Miled et al. [50] proposed an analytical approach based on HMMs for the recognition of Tunisian town names. They integrate the notion of PAW in their system. They grouped letters with the same body but different diacritics to “solve” the problem of diacritic detection and classification.

Hybrid-Level Classifiers: By combining different strategies, it is possible to come near to the principle of reading – the analysis must be global for a good synthesis of information, while being based on local information that are suitable to make this information emerged [26, 62]. Such an approach combination allows us to better see how a person reads, which is to first analyze global word shapes, and search for local information only to discriminate ambiguous cases. As local-based approaches gather local information up to words, they could be hybrid ones. An important difference that exists between the two approaches is that hybrid approaches attempt a multilevel analysis of the writing, while local-based approaches gather local information.

Hybrid approaches aim at providing different levels of features and interpretation [63]. Accordingly, Maddouri et al. proposed [62] a combination of global and local models based on a transparent NN (TNN).

§

- **Problems to solve**
1. In the passage on handwriting recognition, what did Miled et al. propose?
2. Copy the part of the passage on handwriting recognition that opens with "Miled et al." and closes with "detection and classification.", renaming "HMMs" to "hidden Markov models" throughout.

[Layout annotation data]
§

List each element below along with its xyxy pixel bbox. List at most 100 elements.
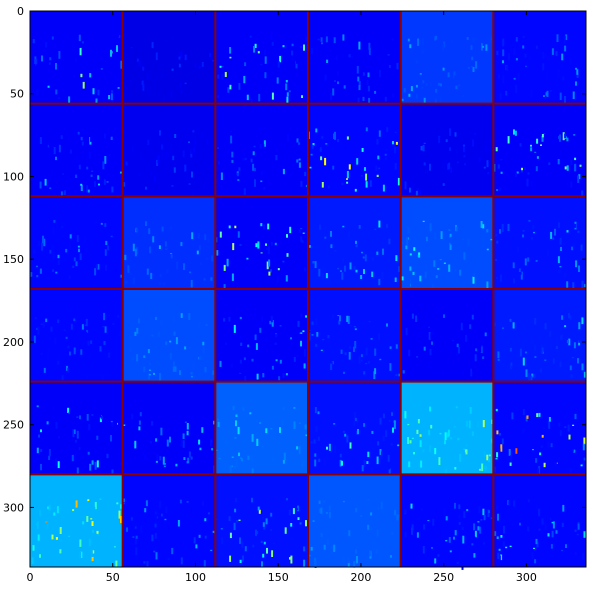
activation-speck [362, 96, 365, 101]
activation-speck [285, 373, 288, 376]
activation-speck [166, 525, 169, 532]
activation-speck [490, 317, 493, 321]
activation-speck [434, 98, 437, 106]
activation-speck [384, 153, 387, 156]
activation-speck [135, 227, 138, 229]
activation-speck [334, 250, 337, 252]
activation-speck [427, 520, 430, 522]
activation-speck [536, 542, 539, 548]
activation-speck [559, 360, 562, 362]
activation-speck [333, 423, 336, 425]
activation-speck [410, 277, 413, 284]
activation-speck [142, 84, 145, 91]
activation-speck [529, 56, 532, 60]
activation-speck [277, 268, 280, 271]
activation-speck [320, 507, 323, 514]
activation-speck [507, 500, 509, 506]
activation-speck [265, 518, 268, 525]
activation-speck [101, 315, 104, 319]
activation-speck [477, 421, 480, 427]
activation-speck [544, 323, 547, 330]
activation-speck [104, 326, 107, 333]
activation-speck [36, 447, 39, 454]
activation-speck [146, 410, 149, 418]
activation-speck [251, 497, 253, 503]
activation-speck [184, 346, 187, 350]
activation-speck [401, 40, 403, 44]
activation-speck [265, 336, 268, 343]
activation-speck [55, 221, 58, 228]
activation-speck [236, 520, 239, 523]
activation-speck [172, 155, 175, 161]
activation-speck [100, 316, 103, 320]
activation-speck [190, 375, 193, 378]
activation-speck [110, 235, 113, 238]
activation-speck [55, 89, 58, 95]
activation-speck [66, 34, 69, 39]
activation-speck [559, 237, 562, 245]
activation-speck [551, 48, 554, 55]
activation-speck [502, 75, 505, 84]
activation-speck [550, 231, 553, 239]
activation-speck [522, 36, 525, 38]
activation-speck [472, 66, 475, 72]
activation-speck [57, 319, 60, 323]
activation-speck [462, 95, 465, 97]
activation-speck [530, 181, 533, 187]
activation-speck [44, 413, 47, 418]
activation-speck [469, 407, 472, 414]
activation-speck [42, 147, 45, 154]
activation-speck [59, 527, 62, 534]
activation-speck [184, 82, 187, 85]
activation-speck [367, 498, 370, 501]
activation-speck [573, 134, 576, 136]
activation-speck [417, 313, 420, 315]
activation-speck [113, 58, 116, 67]
activation-speck [346, 178, 348, 180]
activation-speck [286, 96, 289, 105]
activation-speck [123, 361, 126, 365]
activation-speck [539, 452, 542, 456]
feature-map-tile [308, 11, 401, 105]
activation-speck [315, 318, 318, 325]
activation-speck [401, 98, 404, 102]
activation-speck [363, 423, 366, 427]
activation-speck [300, 181, 303, 187]
activation-speck [261, 141, 264, 144]
activation-speck [355, 549, 358, 554]
activation-speck [260, 180, 263, 183]
activation-speck [500, 554, 503, 561]
activation-speck [465, 444, 468, 447]
activation-speck [559, 134, 561, 142]
activation-speck [68, 96, 71, 104]
activation-speck [61, 235, 64, 239]
activation-speck [289, 226, 292, 234]
activation-speck [263, 541, 266, 545]
x-tick-label: 0 [27, 571, 34, 584]
activation-speck [152, 328, 155, 330]
activation-speck [206, 258, 209, 260]
activation-speck [559, 266, 562, 268]
activation-speck [219, 65, 222, 68]
activation-speck [173, 167, 176, 173]
activation-speck [178, 63, 181, 68]
activation-speck [401, 276, 404, 281]
feature-map-tile [122, 289, 216, 382]
activation-speck [345, 251, 348, 254]
activation-speck [141, 76, 144, 80]
activation-speck [392, 141, 394, 145]
activation-speck [498, 74, 500, 79]
activation-speck [92, 88, 95, 95]
activation-speck [174, 233, 177, 238]
activation-speck [314, 187, 317, 189]
activation-speck [193, 147, 196, 153]
activation-speck [562, 76, 565, 81]
activation-speck [469, 356, 472, 360]
activation-speck [376, 138, 379, 145]
activation-speck [583, 531, 586, 538]
activation-speck [422, 461, 425, 467]
activation-speck [568, 313, 570, 319]
activation-speck [508, 449, 511, 456]
activation-speck [480, 519, 483, 521]
activation-speck [43, 367, 46, 373]
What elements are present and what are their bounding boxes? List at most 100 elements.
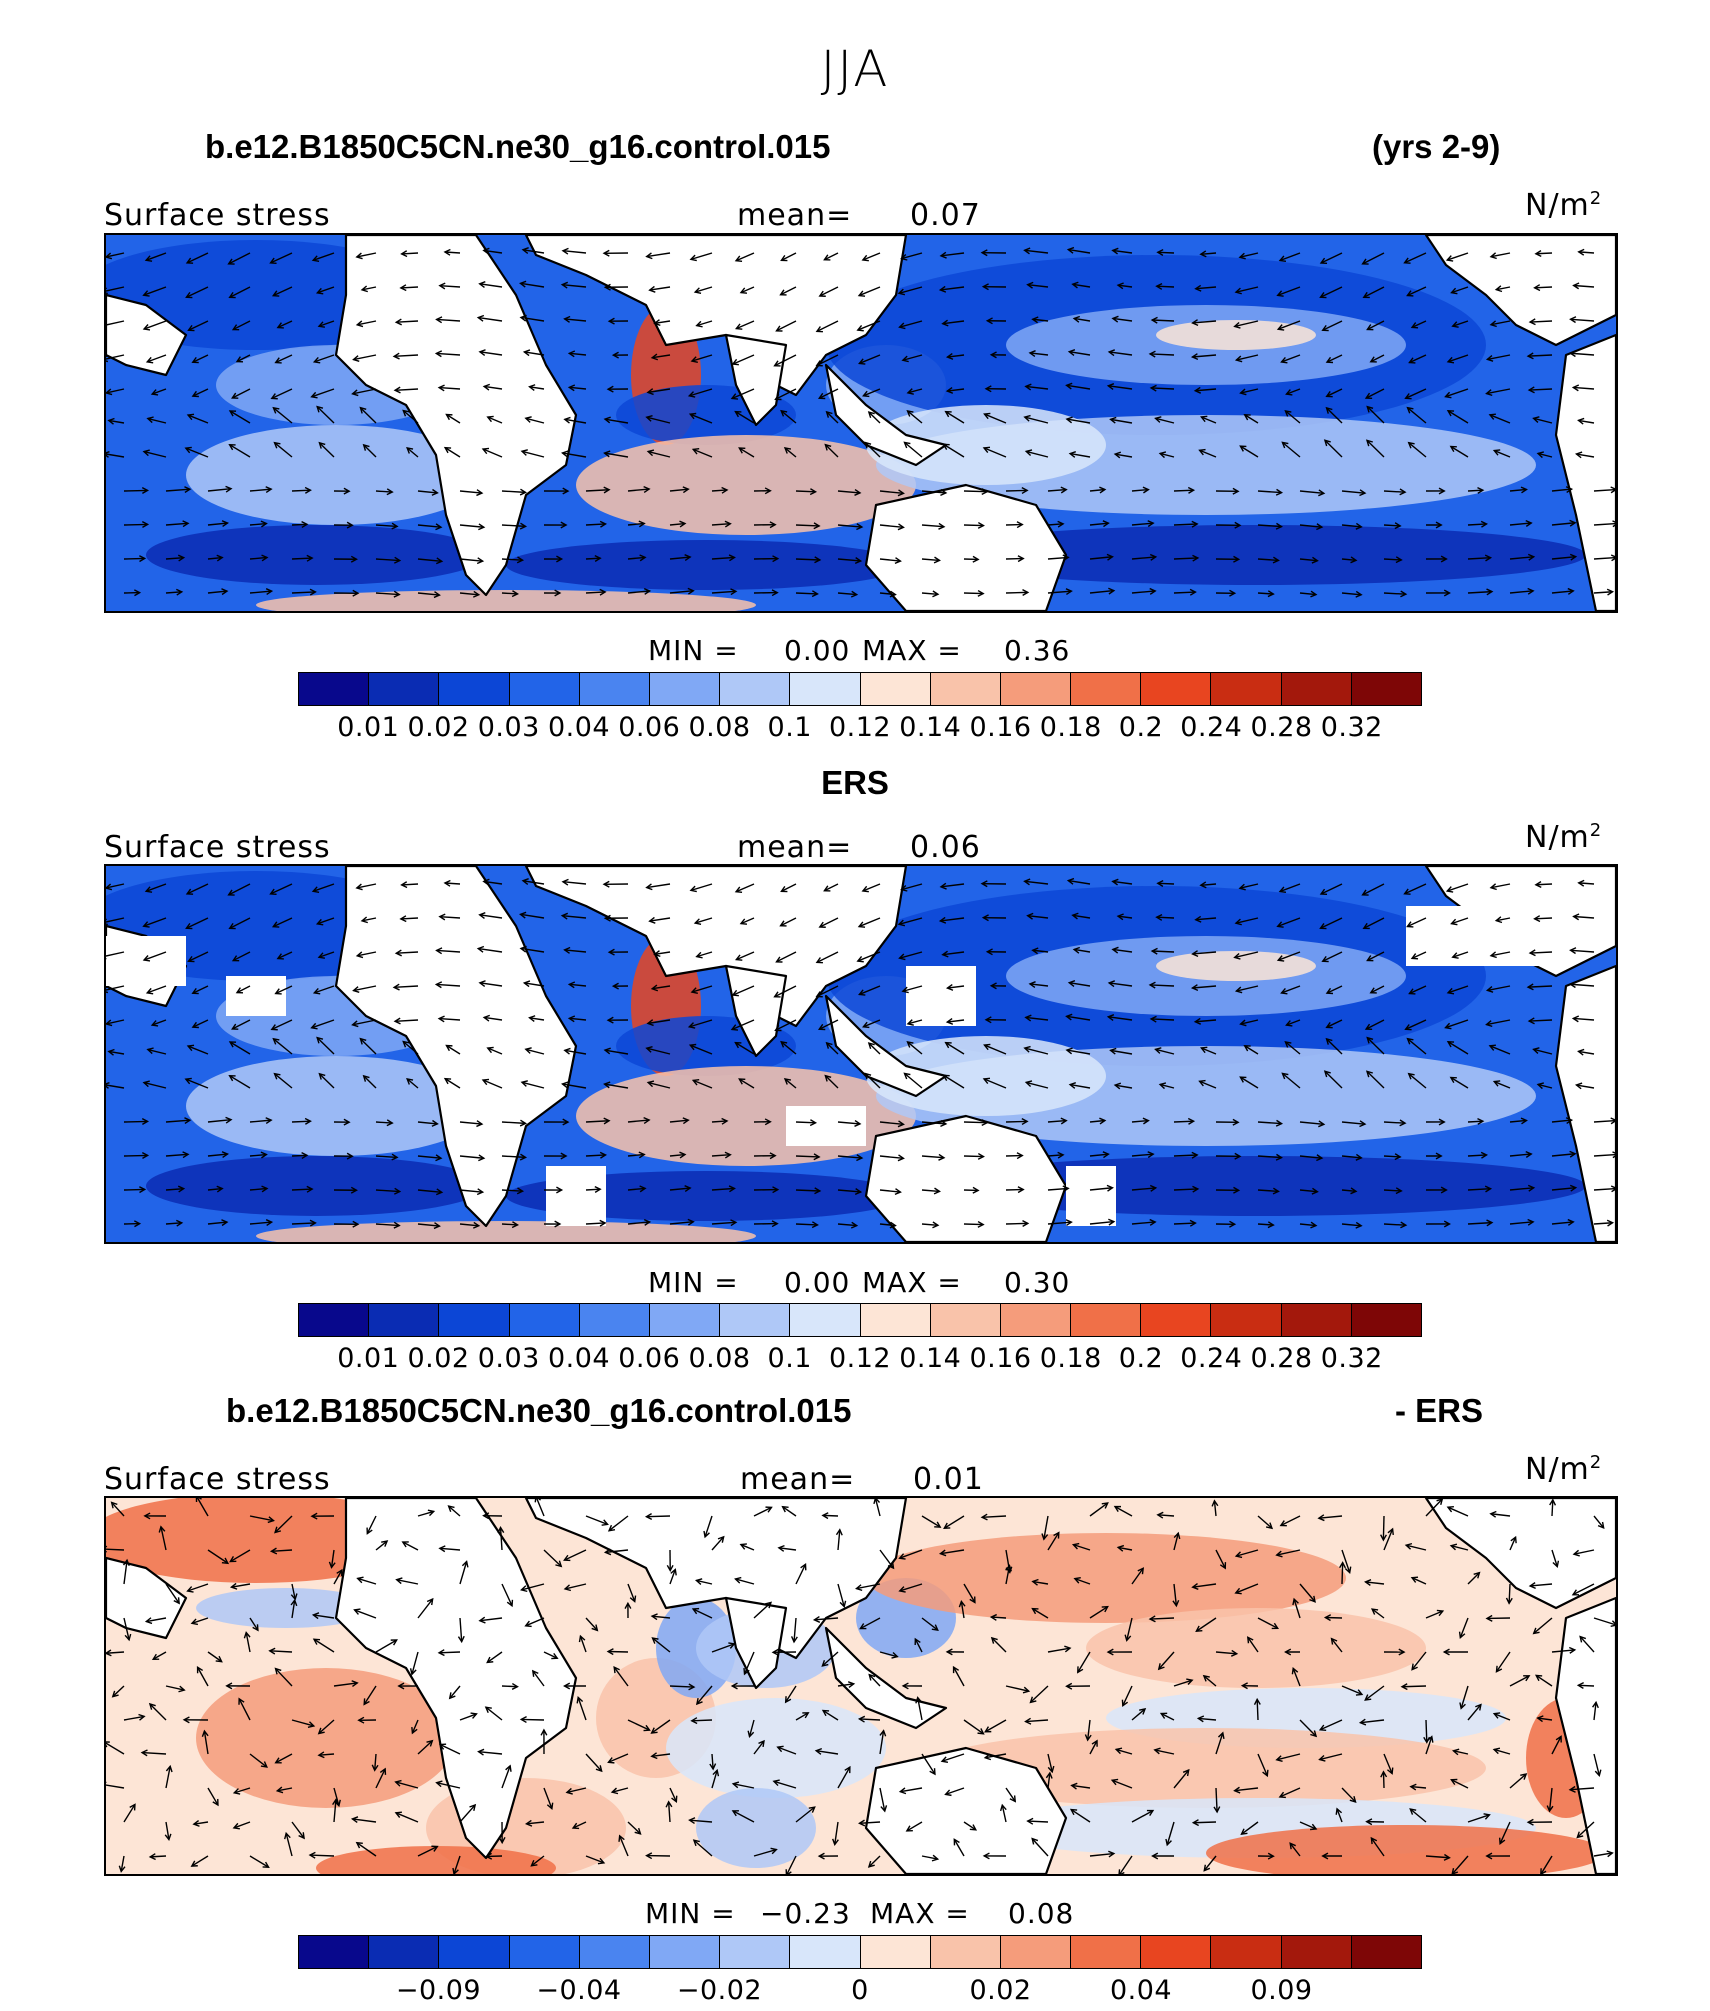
panel1-min-label: MIN = bbox=[648, 634, 739, 667]
panel1-max-label: MAX = bbox=[862, 634, 962, 667]
panel1-colorbar bbox=[298, 672, 1422, 706]
colorbar-tick-label: 0.24 bbox=[1180, 712, 1243, 743]
colorbar-tick-label: 0.32 bbox=[1320, 1343, 1383, 1374]
colorbar-swatch bbox=[1351, 1936, 1421, 1968]
colorbar-tick-label: 0.32 bbox=[1320, 712, 1383, 743]
panel3-map bbox=[104, 1496, 1618, 1876]
panel3-mean-value: 0.01 bbox=[913, 1462, 984, 1497]
colorbar-swatch bbox=[439, 673, 510, 705]
panel1-mean-label: mean= bbox=[737, 198, 853, 233]
colorbar-swatch bbox=[1000, 1304, 1072, 1336]
panel1-mean-value: 0.07 bbox=[910, 198, 981, 233]
colorbar-tick-label: 0.01 bbox=[337, 1343, 400, 1374]
colorbar-swatch bbox=[1281, 1304, 1352, 1336]
panel2-colorbar-ticks: 0.01 0.02 0.03 0.04 0.06 0.08 0.1 0.12 0.14 0.16 0… bbox=[298, 1343, 1422, 1379]
colorbar-tick-label: 0.02 bbox=[969, 1975, 1032, 2006]
colorbar-swatch bbox=[299, 673, 370, 705]
panel1-colorbar-ticks: 0.01 0.02 0.03 0.04 0.06 0.08 0.1 0.12 0.14 0.16 0… bbox=[298, 712, 1422, 748]
colorbar-tick-label: 0.03 bbox=[477, 1343, 540, 1374]
colorbar-tick-label: 0.28 bbox=[1250, 1343, 1313, 1374]
panel1-max-value: 0.36 bbox=[1004, 634, 1071, 667]
colorbar-swatch bbox=[1071, 673, 1142, 705]
panel1-case-name: b.e12.B1850C5CN.ne30_g16.control.015 bbox=[205, 128, 831, 165]
colorbar-swatch bbox=[1351, 673, 1421, 705]
colorbar-swatch bbox=[930, 673, 1001, 705]
colorbar-tick-label: 0.02 bbox=[407, 712, 470, 743]
colorbar-swatch bbox=[1211, 1936, 1282, 1968]
panel3-minus-ers: - ERS bbox=[1395, 1392, 1484, 1429]
map-canvas bbox=[106, 235, 1616, 611]
colorbar-swatch bbox=[860, 673, 931, 705]
panel2-map bbox=[104, 864, 1618, 1244]
colorbar-tick-label: −0.02 bbox=[676, 1975, 763, 2006]
panel2-variable-label: Surface stress bbox=[104, 830, 331, 865]
colorbar-swatch bbox=[439, 1936, 510, 1968]
colorbar-swatch bbox=[649, 1936, 721, 1968]
colorbar-swatch bbox=[1141, 1936, 1212, 1968]
colorbar-tick-label: 0.14 bbox=[899, 712, 962, 743]
colorbar-swatch bbox=[509, 1936, 580, 1968]
panel1-min-value: 0.00 bbox=[784, 634, 851, 667]
colorbar-tick-label: 0.18 bbox=[1039, 1343, 1102, 1374]
colorbar-tick-label: 0.24 bbox=[1180, 1343, 1243, 1374]
colorbar-swatch bbox=[299, 1936, 370, 1968]
colorbar-tick-label: 0.2 bbox=[1118, 1343, 1164, 1374]
colorbar-tick-label: 0.08 bbox=[688, 1343, 751, 1374]
colorbar-swatch bbox=[790, 1936, 861, 1968]
panel1-map bbox=[104, 233, 1618, 613]
colorbar-swatch bbox=[369, 1936, 440, 1968]
colorbar-swatch bbox=[1000, 673, 1072, 705]
colorbar-tick-label: 0.16 bbox=[969, 1343, 1032, 1374]
panel2-mean-label: mean= bbox=[737, 830, 853, 865]
panel3-units: N/m2 bbox=[1525, 1452, 1603, 1487]
panel3-variable-label: Surface stress bbox=[104, 1462, 331, 1497]
colorbar-swatch bbox=[1141, 673, 1212, 705]
colorbar-tick-label: 0.02 bbox=[407, 1343, 470, 1374]
colorbar-tick-label: 0.16 bbox=[969, 712, 1032, 743]
colorbar-swatch bbox=[369, 1304, 440, 1336]
map-canvas bbox=[106, 1498, 1616, 1874]
colorbar-tick-label: 0.08 bbox=[688, 712, 751, 743]
colorbar-tick-label: 0.03 bbox=[477, 712, 540, 743]
colorbar-swatch bbox=[1281, 1936, 1352, 1968]
colorbar-tick-label: −0.09 bbox=[395, 1975, 482, 2006]
colorbar-tick-label: 0.04 bbox=[1109, 1975, 1173, 2006]
colorbar-swatch bbox=[1071, 1936, 1142, 1968]
panel3-min-label: MIN = bbox=[645, 1897, 736, 1930]
colorbar-swatch bbox=[860, 1304, 931, 1336]
colorbar-swatch bbox=[790, 673, 861, 705]
colorbar-swatch bbox=[860, 1936, 931, 1968]
panel2-max-label: MAX = bbox=[862, 1266, 962, 1299]
colorbar-tick-label: 0.28 bbox=[1250, 712, 1313, 743]
panel2-max-value: 0.30 bbox=[1004, 1266, 1071, 1299]
panel2-min-label: MIN = bbox=[648, 1266, 739, 1299]
colorbar-swatch bbox=[1141, 1304, 1212, 1336]
panel2-min-value: 0.00 bbox=[784, 1266, 851, 1299]
panel3-colorbar bbox=[298, 1935, 1422, 1969]
colorbar-tick-label: 0.09 bbox=[1250, 1975, 1313, 2006]
colorbar-swatch bbox=[930, 1304, 1001, 1336]
panel1-units: N/m2 bbox=[1525, 188, 1603, 223]
colorbar-swatch bbox=[720, 1304, 791, 1336]
colorbar-tick-label: 0.18 bbox=[1039, 712, 1102, 743]
panel3-max-value: 0.08 bbox=[1008, 1897, 1075, 1930]
panel3-case-name: b.e12.B1850C5CN.ne30_g16.control.015 bbox=[226, 1392, 852, 1429]
colorbar-swatch bbox=[579, 1936, 650, 1968]
panel2-mean-value: 0.06 bbox=[910, 830, 981, 865]
colorbar-swatch bbox=[930, 1936, 1001, 1968]
colorbar-swatch bbox=[509, 673, 580, 705]
figure-title: JJA bbox=[820, 40, 890, 98]
colorbar-tick-label: 0 bbox=[851, 1975, 869, 2006]
colorbar-swatch bbox=[649, 673, 721, 705]
colorbar-tick-label: 0.2 bbox=[1118, 712, 1164, 743]
colorbar-swatch bbox=[1071, 1304, 1142, 1336]
colorbar-swatch bbox=[720, 1936, 791, 1968]
colorbar-swatch bbox=[579, 673, 650, 705]
colorbar-swatch bbox=[299, 1304, 370, 1336]
colorbar-swatch bbox=[509, 1304, 580, 1336]
colorbar-swatch bbox=[369, 673, 440, 705]
colorbar-tick-label: 0.04 bbox=[547, 1343, 611, 1374]
colorbar-swatch bbox=[439, 1304, 510, 1336]
colorbar-tick-label: 0.01 bbox=[337, 712, 400, 743]
colorbar-swatch bbox=[1000, 1936, 1072, 1968]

§

- **The answers**
1. An analytical approach based on HMMs for recognizing Tunisian town names.

2.
Miled et al. [50] proposed an analytical approach based on hidden Markov models for the recognition of Tunisian town names. They integrate the notion of PAW in their system. They grouped letters with the same body but different diacritics to “solve” the problem of diacritic detection and classification.